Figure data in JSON
● ● ● ● ● ● ●
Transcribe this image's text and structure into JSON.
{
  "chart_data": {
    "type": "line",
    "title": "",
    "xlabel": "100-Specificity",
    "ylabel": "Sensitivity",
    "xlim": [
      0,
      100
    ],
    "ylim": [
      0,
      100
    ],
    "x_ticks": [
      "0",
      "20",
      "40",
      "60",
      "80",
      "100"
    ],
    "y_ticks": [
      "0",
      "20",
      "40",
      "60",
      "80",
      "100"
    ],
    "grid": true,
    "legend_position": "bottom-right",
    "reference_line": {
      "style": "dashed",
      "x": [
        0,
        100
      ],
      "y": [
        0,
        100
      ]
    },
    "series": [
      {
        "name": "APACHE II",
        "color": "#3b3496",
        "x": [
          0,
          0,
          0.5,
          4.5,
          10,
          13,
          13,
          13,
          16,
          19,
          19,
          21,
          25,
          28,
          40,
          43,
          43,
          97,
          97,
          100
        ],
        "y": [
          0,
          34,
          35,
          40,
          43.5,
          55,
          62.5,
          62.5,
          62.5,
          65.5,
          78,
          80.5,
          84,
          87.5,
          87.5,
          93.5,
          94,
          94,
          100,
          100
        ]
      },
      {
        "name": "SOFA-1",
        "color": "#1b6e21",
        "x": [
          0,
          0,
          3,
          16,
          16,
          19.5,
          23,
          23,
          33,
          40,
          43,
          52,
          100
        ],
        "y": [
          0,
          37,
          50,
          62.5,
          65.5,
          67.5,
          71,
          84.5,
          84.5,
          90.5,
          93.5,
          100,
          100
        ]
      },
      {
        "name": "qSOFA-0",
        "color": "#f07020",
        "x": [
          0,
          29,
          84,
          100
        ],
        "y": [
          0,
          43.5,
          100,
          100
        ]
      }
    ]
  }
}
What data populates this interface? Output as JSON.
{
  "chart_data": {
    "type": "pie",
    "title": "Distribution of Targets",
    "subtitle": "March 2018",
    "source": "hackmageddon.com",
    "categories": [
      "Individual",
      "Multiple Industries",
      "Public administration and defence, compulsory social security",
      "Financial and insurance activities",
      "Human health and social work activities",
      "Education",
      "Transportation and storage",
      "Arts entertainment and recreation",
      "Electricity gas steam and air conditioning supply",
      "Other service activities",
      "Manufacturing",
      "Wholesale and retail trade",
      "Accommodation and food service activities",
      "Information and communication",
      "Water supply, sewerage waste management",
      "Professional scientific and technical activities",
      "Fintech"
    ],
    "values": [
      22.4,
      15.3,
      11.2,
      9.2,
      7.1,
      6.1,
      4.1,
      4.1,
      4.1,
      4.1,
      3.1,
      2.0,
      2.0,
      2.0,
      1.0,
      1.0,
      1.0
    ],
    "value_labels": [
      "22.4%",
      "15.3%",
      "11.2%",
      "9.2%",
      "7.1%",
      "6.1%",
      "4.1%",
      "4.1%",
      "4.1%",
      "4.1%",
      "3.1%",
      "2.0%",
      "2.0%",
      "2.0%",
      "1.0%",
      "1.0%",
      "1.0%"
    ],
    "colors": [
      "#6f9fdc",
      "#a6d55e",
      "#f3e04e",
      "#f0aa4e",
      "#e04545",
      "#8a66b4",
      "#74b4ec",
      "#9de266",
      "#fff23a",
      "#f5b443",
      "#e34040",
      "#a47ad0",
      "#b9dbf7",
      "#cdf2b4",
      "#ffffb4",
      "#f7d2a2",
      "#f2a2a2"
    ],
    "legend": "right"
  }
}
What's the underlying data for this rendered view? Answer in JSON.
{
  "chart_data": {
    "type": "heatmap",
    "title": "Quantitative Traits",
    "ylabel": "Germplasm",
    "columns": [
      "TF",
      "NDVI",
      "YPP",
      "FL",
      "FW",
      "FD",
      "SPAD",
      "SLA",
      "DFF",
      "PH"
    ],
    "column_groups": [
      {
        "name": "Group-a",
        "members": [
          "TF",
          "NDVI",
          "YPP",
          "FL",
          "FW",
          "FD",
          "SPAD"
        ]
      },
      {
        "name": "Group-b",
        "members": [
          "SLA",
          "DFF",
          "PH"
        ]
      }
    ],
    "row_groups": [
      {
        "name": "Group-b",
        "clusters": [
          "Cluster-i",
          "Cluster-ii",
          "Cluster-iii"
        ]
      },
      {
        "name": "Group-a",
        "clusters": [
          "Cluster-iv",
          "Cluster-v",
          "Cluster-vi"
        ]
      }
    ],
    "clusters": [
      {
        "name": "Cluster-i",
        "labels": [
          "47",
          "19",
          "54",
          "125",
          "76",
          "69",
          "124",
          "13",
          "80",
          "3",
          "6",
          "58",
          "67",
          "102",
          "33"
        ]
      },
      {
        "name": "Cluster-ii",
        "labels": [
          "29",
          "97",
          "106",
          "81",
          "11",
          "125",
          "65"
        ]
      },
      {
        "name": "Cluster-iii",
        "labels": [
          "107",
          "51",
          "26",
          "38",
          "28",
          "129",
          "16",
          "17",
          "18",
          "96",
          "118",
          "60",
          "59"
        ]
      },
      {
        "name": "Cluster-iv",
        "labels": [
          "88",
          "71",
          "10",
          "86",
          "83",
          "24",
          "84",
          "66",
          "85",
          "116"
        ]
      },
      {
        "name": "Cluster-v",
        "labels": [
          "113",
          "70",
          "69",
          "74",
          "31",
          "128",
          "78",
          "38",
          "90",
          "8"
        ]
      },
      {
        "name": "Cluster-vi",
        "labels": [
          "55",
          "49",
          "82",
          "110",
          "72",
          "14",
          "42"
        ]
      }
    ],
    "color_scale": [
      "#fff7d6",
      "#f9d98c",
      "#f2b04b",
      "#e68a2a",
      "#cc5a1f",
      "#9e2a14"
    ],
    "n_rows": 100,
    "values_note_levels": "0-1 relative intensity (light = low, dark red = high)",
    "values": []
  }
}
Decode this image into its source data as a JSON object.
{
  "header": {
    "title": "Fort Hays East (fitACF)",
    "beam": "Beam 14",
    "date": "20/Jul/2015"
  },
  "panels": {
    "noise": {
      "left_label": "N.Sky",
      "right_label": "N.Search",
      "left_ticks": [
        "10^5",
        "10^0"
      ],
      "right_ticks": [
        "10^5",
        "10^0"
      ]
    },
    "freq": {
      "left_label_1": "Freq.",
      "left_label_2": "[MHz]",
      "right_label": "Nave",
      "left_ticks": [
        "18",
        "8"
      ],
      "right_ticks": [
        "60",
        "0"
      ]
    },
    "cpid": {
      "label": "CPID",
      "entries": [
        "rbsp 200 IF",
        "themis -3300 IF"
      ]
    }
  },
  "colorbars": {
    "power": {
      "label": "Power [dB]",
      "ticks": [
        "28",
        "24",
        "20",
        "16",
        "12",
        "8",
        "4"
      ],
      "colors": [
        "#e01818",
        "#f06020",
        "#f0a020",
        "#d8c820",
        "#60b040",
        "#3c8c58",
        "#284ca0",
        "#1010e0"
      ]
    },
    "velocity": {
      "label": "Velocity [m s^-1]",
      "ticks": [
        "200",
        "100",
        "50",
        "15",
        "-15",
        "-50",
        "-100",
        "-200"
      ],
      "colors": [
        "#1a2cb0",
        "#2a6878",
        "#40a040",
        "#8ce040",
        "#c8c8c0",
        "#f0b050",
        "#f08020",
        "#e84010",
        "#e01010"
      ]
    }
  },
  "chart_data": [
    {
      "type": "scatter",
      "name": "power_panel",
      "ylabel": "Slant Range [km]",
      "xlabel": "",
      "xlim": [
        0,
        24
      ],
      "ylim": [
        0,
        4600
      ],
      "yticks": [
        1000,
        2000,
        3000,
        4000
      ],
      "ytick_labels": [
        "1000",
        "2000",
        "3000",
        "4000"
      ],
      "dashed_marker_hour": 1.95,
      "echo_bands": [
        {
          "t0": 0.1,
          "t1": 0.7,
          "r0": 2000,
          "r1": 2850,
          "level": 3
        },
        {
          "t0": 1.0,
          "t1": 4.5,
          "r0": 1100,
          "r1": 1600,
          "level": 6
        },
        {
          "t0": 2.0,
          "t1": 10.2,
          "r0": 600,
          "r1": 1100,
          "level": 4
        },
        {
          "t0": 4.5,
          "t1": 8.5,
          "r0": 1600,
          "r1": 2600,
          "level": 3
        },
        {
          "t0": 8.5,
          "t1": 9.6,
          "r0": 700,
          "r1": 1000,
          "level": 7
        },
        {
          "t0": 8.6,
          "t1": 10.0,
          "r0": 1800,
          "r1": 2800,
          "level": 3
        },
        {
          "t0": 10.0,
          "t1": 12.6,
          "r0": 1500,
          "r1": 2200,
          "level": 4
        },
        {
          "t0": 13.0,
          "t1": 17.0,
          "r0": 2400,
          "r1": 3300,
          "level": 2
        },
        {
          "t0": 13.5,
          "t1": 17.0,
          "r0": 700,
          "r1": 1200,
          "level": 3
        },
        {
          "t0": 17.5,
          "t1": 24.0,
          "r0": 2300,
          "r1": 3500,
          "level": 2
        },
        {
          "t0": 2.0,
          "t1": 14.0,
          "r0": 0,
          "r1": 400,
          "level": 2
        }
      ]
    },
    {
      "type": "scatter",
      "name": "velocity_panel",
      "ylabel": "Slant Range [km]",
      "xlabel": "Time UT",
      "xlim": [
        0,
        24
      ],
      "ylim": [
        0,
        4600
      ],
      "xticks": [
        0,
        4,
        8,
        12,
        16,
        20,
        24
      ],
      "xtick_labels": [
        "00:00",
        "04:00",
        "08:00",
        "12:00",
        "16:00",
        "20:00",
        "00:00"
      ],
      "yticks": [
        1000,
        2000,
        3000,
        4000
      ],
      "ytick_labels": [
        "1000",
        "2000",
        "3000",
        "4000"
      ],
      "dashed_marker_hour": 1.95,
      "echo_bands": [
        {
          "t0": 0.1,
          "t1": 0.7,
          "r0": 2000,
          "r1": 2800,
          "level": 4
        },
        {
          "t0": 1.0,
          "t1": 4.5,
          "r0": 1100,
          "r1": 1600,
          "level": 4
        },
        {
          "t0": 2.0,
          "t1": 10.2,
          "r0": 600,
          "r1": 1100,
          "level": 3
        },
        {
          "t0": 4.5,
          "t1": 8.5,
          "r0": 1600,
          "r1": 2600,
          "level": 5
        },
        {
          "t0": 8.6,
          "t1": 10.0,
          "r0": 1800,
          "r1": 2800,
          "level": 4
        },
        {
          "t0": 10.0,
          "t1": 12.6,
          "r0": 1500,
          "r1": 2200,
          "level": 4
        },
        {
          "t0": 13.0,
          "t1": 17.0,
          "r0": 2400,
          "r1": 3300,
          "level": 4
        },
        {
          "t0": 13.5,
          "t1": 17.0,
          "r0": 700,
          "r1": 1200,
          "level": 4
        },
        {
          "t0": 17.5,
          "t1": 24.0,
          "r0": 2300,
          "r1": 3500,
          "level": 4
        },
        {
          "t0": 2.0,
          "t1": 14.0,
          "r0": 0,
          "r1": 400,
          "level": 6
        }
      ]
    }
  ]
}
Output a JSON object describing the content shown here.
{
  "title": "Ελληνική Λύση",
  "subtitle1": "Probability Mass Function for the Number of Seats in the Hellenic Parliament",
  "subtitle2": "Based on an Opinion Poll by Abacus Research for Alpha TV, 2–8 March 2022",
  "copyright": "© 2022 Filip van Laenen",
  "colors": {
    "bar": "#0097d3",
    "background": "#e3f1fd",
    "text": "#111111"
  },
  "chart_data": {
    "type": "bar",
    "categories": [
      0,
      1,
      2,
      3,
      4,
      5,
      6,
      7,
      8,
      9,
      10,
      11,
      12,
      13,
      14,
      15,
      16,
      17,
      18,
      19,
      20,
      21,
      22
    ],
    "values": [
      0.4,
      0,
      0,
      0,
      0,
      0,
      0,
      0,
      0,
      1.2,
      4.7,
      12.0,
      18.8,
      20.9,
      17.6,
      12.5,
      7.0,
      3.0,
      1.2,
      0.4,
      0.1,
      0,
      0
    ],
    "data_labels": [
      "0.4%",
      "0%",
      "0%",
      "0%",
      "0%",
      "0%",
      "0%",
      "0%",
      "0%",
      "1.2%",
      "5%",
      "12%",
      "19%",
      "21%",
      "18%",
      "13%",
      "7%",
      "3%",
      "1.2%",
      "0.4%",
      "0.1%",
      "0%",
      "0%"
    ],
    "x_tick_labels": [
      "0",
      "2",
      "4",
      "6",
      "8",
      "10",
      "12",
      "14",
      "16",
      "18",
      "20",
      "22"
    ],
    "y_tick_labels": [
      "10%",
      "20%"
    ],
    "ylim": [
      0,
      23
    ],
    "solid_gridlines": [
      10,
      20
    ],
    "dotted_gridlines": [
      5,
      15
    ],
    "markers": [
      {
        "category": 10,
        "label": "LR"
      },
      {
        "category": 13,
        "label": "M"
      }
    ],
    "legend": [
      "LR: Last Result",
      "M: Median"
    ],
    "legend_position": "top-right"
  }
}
● ● ● ● ● ● ●
Objective: List all lines where "What" occurs.

Written reply:
What data populates this interface? Output as JSON.
What's the underlying data for this rendered view? Answer in JSON.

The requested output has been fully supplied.